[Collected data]
************

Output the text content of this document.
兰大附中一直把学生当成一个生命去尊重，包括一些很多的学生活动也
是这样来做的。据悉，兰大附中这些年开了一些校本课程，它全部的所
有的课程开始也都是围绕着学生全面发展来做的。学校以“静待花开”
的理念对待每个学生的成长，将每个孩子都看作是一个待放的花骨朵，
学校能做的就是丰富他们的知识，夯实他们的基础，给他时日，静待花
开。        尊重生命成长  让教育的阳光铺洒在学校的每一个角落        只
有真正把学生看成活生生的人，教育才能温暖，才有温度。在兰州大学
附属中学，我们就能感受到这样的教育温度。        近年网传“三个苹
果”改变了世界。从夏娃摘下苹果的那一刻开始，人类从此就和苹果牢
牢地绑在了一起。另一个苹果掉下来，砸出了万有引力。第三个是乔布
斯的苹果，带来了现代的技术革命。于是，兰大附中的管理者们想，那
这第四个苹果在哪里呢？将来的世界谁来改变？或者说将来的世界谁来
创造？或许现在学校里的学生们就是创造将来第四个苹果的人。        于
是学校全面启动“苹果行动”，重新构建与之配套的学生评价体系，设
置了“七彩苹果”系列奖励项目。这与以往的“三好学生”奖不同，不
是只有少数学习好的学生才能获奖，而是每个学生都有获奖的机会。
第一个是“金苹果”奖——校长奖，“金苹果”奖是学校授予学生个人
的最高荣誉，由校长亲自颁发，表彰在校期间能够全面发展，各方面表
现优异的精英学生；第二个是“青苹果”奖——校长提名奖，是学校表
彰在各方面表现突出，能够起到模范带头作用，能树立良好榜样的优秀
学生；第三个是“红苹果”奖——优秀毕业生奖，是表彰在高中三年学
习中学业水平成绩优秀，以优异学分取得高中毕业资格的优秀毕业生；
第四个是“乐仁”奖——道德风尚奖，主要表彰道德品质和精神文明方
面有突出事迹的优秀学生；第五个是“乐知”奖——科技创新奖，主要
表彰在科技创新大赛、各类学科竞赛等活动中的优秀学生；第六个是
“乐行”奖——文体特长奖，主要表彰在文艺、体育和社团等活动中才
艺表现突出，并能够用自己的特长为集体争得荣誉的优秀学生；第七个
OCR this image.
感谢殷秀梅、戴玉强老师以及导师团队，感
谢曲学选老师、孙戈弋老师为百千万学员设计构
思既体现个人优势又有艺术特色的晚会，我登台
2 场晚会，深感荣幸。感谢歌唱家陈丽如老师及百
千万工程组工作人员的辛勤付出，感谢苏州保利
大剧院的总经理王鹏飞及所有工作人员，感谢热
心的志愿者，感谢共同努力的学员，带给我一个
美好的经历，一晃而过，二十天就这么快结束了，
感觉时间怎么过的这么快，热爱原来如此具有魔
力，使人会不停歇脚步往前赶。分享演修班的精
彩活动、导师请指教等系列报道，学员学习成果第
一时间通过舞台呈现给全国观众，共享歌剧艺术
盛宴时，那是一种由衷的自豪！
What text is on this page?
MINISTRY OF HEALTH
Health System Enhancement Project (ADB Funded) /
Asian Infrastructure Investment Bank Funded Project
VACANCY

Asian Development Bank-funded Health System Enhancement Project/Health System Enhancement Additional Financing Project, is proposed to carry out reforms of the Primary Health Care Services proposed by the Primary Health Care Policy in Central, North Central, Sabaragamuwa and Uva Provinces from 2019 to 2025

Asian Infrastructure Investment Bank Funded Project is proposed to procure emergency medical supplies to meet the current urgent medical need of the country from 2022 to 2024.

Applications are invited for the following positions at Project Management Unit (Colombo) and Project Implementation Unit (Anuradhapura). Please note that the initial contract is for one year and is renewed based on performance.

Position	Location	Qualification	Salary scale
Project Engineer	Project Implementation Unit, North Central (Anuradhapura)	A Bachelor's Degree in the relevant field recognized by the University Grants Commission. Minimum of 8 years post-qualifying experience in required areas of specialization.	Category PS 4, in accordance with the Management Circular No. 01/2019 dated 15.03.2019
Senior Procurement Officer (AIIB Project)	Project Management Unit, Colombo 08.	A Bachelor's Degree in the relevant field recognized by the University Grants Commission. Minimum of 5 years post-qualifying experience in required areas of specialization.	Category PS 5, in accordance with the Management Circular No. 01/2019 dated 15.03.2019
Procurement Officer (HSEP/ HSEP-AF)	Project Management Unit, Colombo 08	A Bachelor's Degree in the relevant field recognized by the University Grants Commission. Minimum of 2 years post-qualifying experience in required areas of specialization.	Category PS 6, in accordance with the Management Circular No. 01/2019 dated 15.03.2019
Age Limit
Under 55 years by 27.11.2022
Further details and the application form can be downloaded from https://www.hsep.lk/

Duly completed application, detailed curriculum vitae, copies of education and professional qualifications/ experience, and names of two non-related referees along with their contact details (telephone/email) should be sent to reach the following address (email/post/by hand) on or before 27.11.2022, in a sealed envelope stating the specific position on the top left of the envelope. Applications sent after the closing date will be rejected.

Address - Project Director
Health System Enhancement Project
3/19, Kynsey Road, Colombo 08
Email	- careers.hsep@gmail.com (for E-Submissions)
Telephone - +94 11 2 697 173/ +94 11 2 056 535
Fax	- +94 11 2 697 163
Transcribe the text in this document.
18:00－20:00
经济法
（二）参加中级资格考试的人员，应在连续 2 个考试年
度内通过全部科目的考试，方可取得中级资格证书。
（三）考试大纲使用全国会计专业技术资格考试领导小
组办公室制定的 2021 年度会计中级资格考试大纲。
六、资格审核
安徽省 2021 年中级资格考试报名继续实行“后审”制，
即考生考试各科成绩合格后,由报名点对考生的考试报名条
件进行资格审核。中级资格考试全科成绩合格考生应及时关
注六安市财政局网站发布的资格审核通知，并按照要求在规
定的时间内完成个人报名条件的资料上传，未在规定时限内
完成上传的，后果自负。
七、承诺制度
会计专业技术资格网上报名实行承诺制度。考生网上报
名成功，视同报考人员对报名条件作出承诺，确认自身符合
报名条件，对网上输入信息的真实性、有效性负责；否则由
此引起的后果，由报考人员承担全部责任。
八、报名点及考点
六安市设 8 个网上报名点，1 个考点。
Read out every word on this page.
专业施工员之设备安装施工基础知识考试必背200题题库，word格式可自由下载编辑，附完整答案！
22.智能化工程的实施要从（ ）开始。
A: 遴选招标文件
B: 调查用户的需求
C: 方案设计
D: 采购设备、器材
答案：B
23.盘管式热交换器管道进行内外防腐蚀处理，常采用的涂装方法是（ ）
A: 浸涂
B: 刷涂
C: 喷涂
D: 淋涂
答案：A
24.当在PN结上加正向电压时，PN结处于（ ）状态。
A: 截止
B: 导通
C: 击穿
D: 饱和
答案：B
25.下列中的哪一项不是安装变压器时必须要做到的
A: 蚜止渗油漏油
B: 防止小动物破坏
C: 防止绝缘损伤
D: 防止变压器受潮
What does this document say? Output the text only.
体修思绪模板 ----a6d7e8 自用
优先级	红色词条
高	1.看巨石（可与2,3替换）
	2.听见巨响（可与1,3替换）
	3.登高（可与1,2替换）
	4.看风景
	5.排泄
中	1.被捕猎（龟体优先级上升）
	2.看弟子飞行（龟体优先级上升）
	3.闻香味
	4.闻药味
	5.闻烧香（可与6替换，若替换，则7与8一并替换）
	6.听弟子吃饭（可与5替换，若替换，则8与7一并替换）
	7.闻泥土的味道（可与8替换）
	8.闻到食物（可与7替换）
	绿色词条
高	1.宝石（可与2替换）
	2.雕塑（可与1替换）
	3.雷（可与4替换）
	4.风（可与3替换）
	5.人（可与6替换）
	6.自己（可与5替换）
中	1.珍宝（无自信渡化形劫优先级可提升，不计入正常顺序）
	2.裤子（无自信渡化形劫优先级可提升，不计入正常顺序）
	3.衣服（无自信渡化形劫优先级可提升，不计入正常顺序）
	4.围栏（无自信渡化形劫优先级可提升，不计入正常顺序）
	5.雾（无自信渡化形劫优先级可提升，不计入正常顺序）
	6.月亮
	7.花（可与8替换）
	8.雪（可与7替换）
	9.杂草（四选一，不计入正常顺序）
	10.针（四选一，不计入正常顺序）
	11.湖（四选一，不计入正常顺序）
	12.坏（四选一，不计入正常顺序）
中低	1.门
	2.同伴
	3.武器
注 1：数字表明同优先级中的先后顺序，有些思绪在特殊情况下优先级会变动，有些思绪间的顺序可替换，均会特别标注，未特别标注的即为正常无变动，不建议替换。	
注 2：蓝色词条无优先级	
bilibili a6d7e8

************

Give the number of lines that hold the word "Procurement" in these records, with nothing added.

RESULT OF THIS EXERCISE
2